══ Raw data ══

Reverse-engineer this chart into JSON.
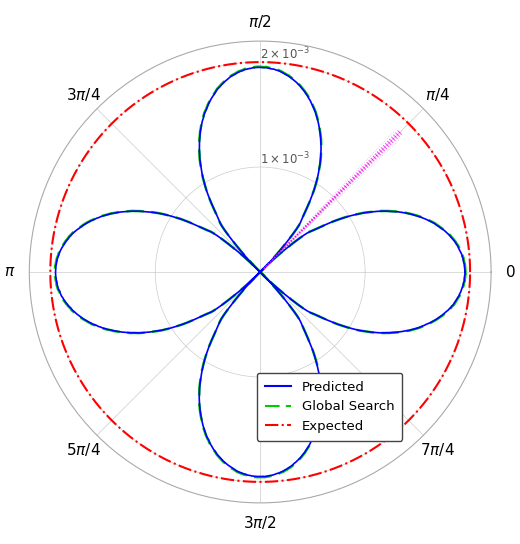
{
  "rmax": 0.0022,
  "rticks": [
    0.001,
    0.002
  ],
  "expected_r": 0.002,
  "background": "#ffffff",
  "line_colors": {
    "predicted": "#0000ff",
    "global_search": "#00cc00",
    "expected": "#ff0000",
    "magenta_dots": "#ff00ff",
    "gray_dots": "#999999"
  },
  "legend": {
    "predicted": "Predicted",
    "global_search": "Global Search",
    "expected": "Expected"
  },
  "angle_labels_deg": [
    0,
    45,
    90,
    135,
    180,
    225,
    270,
    315
  ],
  "angle_label_texts": [
    "$0$",
    "$\\pi/4$",
    "$\\pi/2$",
    "$3\\pi/4$",
    "$\\pi$",
    "$5\\pi/4$",
    "$3\\pi/2$",
    "$7\\pi/4$"
  ]
}
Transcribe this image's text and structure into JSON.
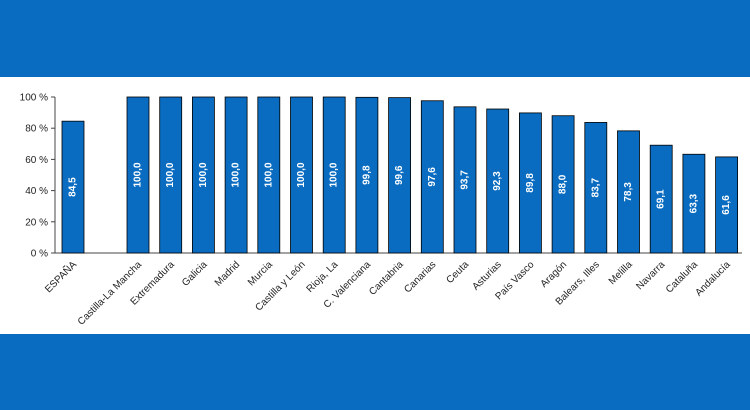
{
  "chart_data": {
    "type": "bar",
    "categories": [
      "ESPAÑA",
      "Castilla-La Mancha",
      "Extremadura",
      "Galicia",
      "Madrid",
      "Murcia",
      "Castilla y León",
      "Rioja, La",
      "C. Valenciana",
      "Cantabria",
      "Canarias",
      "Ceuta",
      "Asturias",
      "País Vasco",
      "Aragón",
      "Balears, Illes",
      "Melilla",
      "Navarra",
      "Cataluña",
      "Andalucía"
    ],
    "values": [
      84.5,
      100.0,
      100.0,
      100.0,
      100.0,
      100.0,
      100.0,
      100.0,
      99.8,
      99.6,
      97.6,
      93.7,
      92.3,
      89.8,
      88.0,
      83.7,
      78.3,
      69.1,
      63.3,
      61.6
    ],
    "value_labels": [
      "84,5",
      "100,0",
      "100,0",
      "100,0",
      "100,0",
      "100,0",
      "100,0",
      "100,0",
      "99,8",
      "99,6",
      "97,6",
      "93,7",
      "92,3",
      "89,8",
      "88,0",
      "83,7",
      "78,3",
      "69,1",
      "63,3",
      "61,6"
    ],
    "yticks": [
      0,
      20,
      40,
      60,
      80,
      100
    ],
    "ytick_labels": [
      "0 %",
      "20 %",
      "40 %",
      "60 %",
      "80 %",
      "100 %"
    ],
    "ylim": [
      0,
      100
    ],
    "grid": false,
    "bar_color": "#0a6cc0",
    "title": "",
    "xlabel": "",
    "ylabel": ""
  },
  "colors": {
    "band": "#0a6cc0",
    "panel": "#ffffff",
    "bar": "#0a6cc0",
    "bar_edge": "#000000"
  }
}
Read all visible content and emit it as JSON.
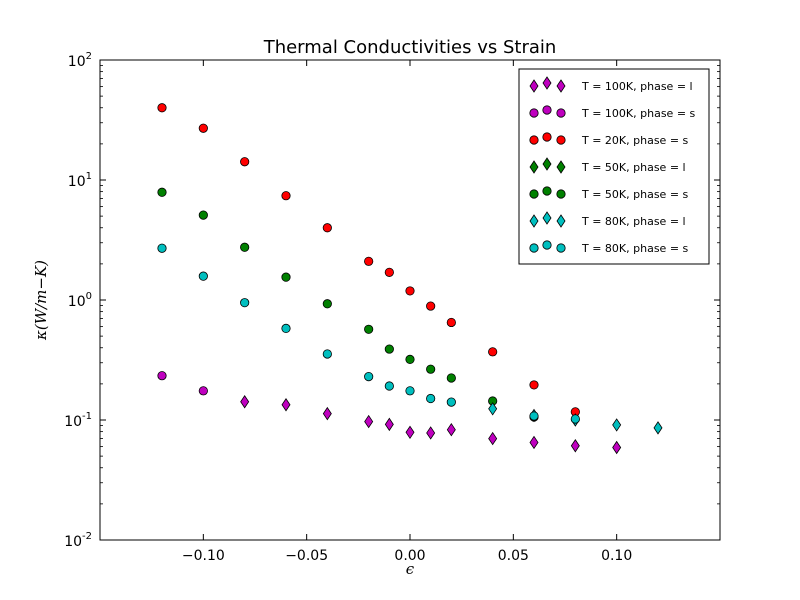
{
  "chart_data": {
    "type": "scatter",
    "title": "Thermal Conductivities vs Strain",
    "xlabel": "ϵ",
    "ylabel": "κ(W/m−K)",
    "x_scale": "linear",
    "y_scale": "log",
    "xlim": [
      -0.15,
      0.15
    ],
    "ylim": [
      0.01,
      100
    ],
    "x_ticks": [
      -0.1,
      -0.05,
      0.0,
      0.05,
      0.1
    ],
    "x_tick_labels": [
      "−0.10",
      "−0.05",
      "0.00",
      "0.05",
      "0.10"
    ],
    "y_ticks": [
      0.01,
      0.1,
      1,
      10,
      100
    ],
    "y_tick_labels": [
      {
        "base": "10",
        "exp": "-2"
      },
      {
        "base": "10",
        "exp": "-1"
      },
      {
        "base": "10",
        "exp": "0"
      },
      {
        "base": "10",
        "exp": "1"
      },
      {
        "base": "10",
        "exp": "2"
      }
    ],
    "grid": false,
    "legend_position": "top-right",
    "series": [
      {
        "name": "T = 100K, phase = l",
        "color": "#bf00bf",
        "marker": "diamond",
        "x": [
          -0.08,
          -0.06,
          -0.04,
          -0.02,
          -0.01,
          0.0,
          0.01,
          0.02,
          0.04,
          0.06,
          0.08,
          0.1
        ],
        "y": [
          0.142,
          0.134,
          0.113,
          0.097,
          0.092,
          0.079,
          0.078,
          0.083,
          0.07,
          0.065,
          0.061,
          0.059
        ]
      },
      {
        "name": "T = 100K, phase = s",
        "color": "#bf00bf",
        "marker": "circle",
        "x": [
          -0.12,
          -0.1
        ],
        "y": [
          0.234,
          0.175
        ]
      },
      {
        "name": "T = 20K, phase = s",
        "color": "#ff0000",
        "marker": "circle",
        "x": [
          -0.12,
          -0.1,
          -0.08,
          -0.06,
          -0.04,
          -0.02,
          -0.01,
          0.0,
          0.01,
          0.02,
          0.04,
          0.06,
          0.08
        ],
        "y": [
          40,
          27,
          14.2,
          7.4,
          4.0,
          2.1,
          1.7,
          1.19,
          0.89,
          0.65,
          0.37,
          0.196,
          0.117
        ]
      },
      {
        "name": "T = 50K, phase = l",
        "color": "#008000",
        "marker": "diamond",
        "x": [],
        "y": []
      },
      {
        "name": "T = 50K, phase = s",
        "color": "#008000",
        "marker": "circle",
        "x": [
          -0.12,
          -0.1,
          -0.08,
          -0.06,
          -0.04,
          -0.02,
          -0.01,
          0.0,
          0.01,
          0.02,
          0.04,
          0.06
        ],
        "y": [
          7.9,
          5.1,
          2.75,
          1.55,
          0.93,
          0.57,
          0.39,
          0.32,
          0.265,
          0.224,
          0.144,
          0.106
        ]
      },
      {
        "name": "T = 80K, phase = l",
        "color": "#00bfbf",
        "marker": "diamond",
        "x": [
          0.04,
          0.06,
          0.08,
          0.1,
          0.12
        ],
        "y": [
          0.124,
          0.109,
          0.1,
          0.091,
          0.086
        ]
      },
      {
        "name": "T = 80K, phase = s",
        "color": "#00bfbf",
        "marker": "circle",
        "x": [
          -0.12,
          -0.1,
          -0.08,
          -0.06,
          -0.04,
          -0.02,
          -0.01,
          0.0,
          0.01,
          0.02,
          0.06,
          0.08
        ],
        "y": [
          2.7,
          1.58,
          0.95,
          0.58,
          0.355,
          0.23,
          0.192,
          0.175,
          0.151,
          0.141,
          0.108,
          0.102
        ]
      }
    ]
  }
}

═══

Task to complete: Every entry above needs to be retyped exactly; drop the pictures.

The reply:
Reverse-engineer this chart into JSON.
{
  "rmax": 0.0022,
  "rticks": [
    0.001,
    0.002
  ],
  "expected_r": 0.002,
  "background": "#ffffff",
  "line_colors": {
    "predicted": "#0000ff",
    "global_search": "#00cc00",
    "expected": "#ff0000",
    "magenta_dots": "#ff00ff",
    "gray_dots": "#999999"
  },
  "legend": {
    "predicted": "Predicted",
    "global_search": "Global Search",
    "expected": "Expected"
  },
  "angle_labels_deg": [
    0,
    45,
    90,
    135,
    180,
    225,
    270,
    315
  ],
  "angle_label_texts": [
    "$0$",
    "$\\pi/4$",
    "$\\pi/2$",
    "$3\\pi/4$",
    "$\\pi$",
    "$5\\pi/4$",
    "$3\\pi/2$",
    "$7\\pi/4$"
  ]
}
Transcribe this image's text and structure into JSON.
{
  "chart_data": {
    "type": "bar",
    "categories": [
      "ESPAÑA",
      "Castilla-La Mancha",
      "Extremadura",
      "Galicia",
      "Madrid",
      "Murcia",
      "Castilla y León",
      "Rioja, La",
      "C. Valenciana",
      "Cantabria",
      "Canarias",
      "Ceuta",
      "Asturias",
      "País Vasco",
      "Aragón",
      "Balears, Illes",
      "Melilla",
      "Navarra",
      "Cataluña",
      "Andalucía"
    ],
    "values": [
      84.5,
      100.0,
      100.0,
      100.0,
      100.0,
      100.0,
      100.0,
      100.0,
      99.8,
      99.6,
      97.6,
      93.7,
      92.3,
      89.8,
      88.0,
      83.7,
      78.3,
      69.1,
      63.3,
      61.6
    ],
    "value_labels": [
      "84,5",
      "100,0",
      "100,0",
      "100,0",
      "100,0",
      "100,0",
      "100,0",
      "100,0",
      "99,8",
      "99,6",
      "97,6",
      "93,7",
      "92,3",
      "89,8",
      "88,0",
      "83,7",
      "78,3",
      "69,1",
      "63,3",
      "61,6"
    ],
    "yticks": [
      0,
      20,
      40,
      60,
      80,
      100
    ],
    "ytick_labels": [
      "0 %",
      "20 %",
      "40 %",
      "60 %",
      "80 %",
      "100 %"
    ],
    "ylim": [
      0,
      100
    ],
    "grid": false,
    "bar_color": "#0a6cc0",
    "title": "",
    "xlabel": "",
    "ylabel": ""
  },
  "colors": {
    "band": "#0a6cc0",
    "panel": "#ffffff",
    "bar": "#0a6cc0",
    "bar_edge": "#000000"
  }
}
Read all visible content and emit it as JSON.
{
  "chart_data": {
    "type": "scatter",
    "title": "Thermal Conductivities vs Strain",
    "xlabel": "ϵ",
    "ylabel": "κ(W/m−K)",
    "x_scale": "linear",
    "y_scale": "log",
    "xlim": [
      -0.15,
      0.15
    ],
    "ylim": [
      0.01,
      100
    ],
    "x_ticks": [
      -0.1,
      -0.05,
      0.0,
      0.05,
      0.1
    ],
    "x_tick_labels": [
      "−0.10",
      "−0.05",
      "0.00",
      "0.05",
      "0.10"
    ],
    "y_ticks": [
      0.01,
      0.1,
      1,
      10,
      100
    ],
    "y_tick_labels": [
      {
        "base": "10",
        "exp": "-2"
      },
      {
        "base": "10",
        "exp": "-1"
      },
      {
        "base": "10",
        "exp": "0"
      },
      {
        "base": "10",
        "exp": "1"
      },
      {
        "base": "10",
        "exp": "2"
      }
    ],
    "grid": false,
    "legend_position": "top-right",
    "series": [
      {
        "name": "T = 100K, phase = l",
        "color": "#bf00bf",
        "marker": "diamond",
        "x": [
          -0.08,
          -0.06,
          -0.04,
          -0.02,
          -0.01,
          0.0,
          0.01,
          0.02,
          0.04,
          0.06,
          0.08,
          0.1
        ],
        "y": [
          0.142,
          0.134,
          0.113,
          0.097,
          0.092,
          0.079,
          0.078,
          0.083,
          0.07,
          0.065,
          0.061,
          0.059
        ]
      },
      {
        "name": "T = 100K, phase = s",
        "color": "#bf00bf",
        "marker": "circle",
        "x": [
          -0.12,
          -0.1
        ],
        "y": [
          0.234,
          0.175
        ]
      },
      {
        "name": "T = 20K, phase = s",
        "color": "#ff0000",
        "marker": "circle",
        "x": [
          -0.12,
          -0.1,
          -0.08,
          -0.06,
          -0.04,
          -0.02,
          -0.01,
          0.0,
          0.01,
          0.02,
          0.04,
          0.06,
          0.08
        ],
        "y": [
          40,
          27,
          14.2,
          7.4,
          4.0,
          2.1,
          1.7,
          1.19,
          0.89,
          0.65,
          0.37,
          0.196,
          0.117
        ]
      },
      {
        "name": "T = 50K, phase = l",
        "color": "#008000",
        "marker": "diamond",
        "x": [],
        "y": []
      },
      {
        "name": "T = 50K, phase = s",
        "color": "#008000",
        "marker": "circle",
        "x": [
          -0.12,
          -0.1,
          -0.08,
          -0.06,
          -0.04,
          -0.02,
          -0.01,
          0.0,
          0.01,
          0.02,
          0.04,
          0.06
        ],
        "y": [
          7.9,
          5.1,
          2.75,
          1.55,
          0.93,
          0.57,
          0.39,
          0.32,
          0.265,
          0.224,
          0.144,
          0.106
        ]
      },
      {
        "name": "T = 80K, phase = l",
        "color": "#00bfbf",
        "marker": "diamond",
        "x": [
          0.04,
          0.06,
          0.08,
          0.1,
          0.12
        ],
        "y": [
          0.124,
          0.109,
          0.1,
          0.091,
          0.086
        ]
      },
      {
        "name": "T = 80K, phase = s",
        "color": "#00bfbf",
        "marker": "circle",
        "x": [
          -0.12,
          -0.1,
          -0.08,
          -0.06,
          -0.04,
          -0.02,
          -0.01,
          0.0,
          0.01,
          0.02,
          0.06,
          0.08
        ],
        "y": [
          2.7,
          1.58,
          0.95,
          0.58,
          0.355,
          0.23,
          0.192,
          0.175,
          0.151,
          0.141,
          0.108,
          0.102
        ]
      }
    ]
  }
}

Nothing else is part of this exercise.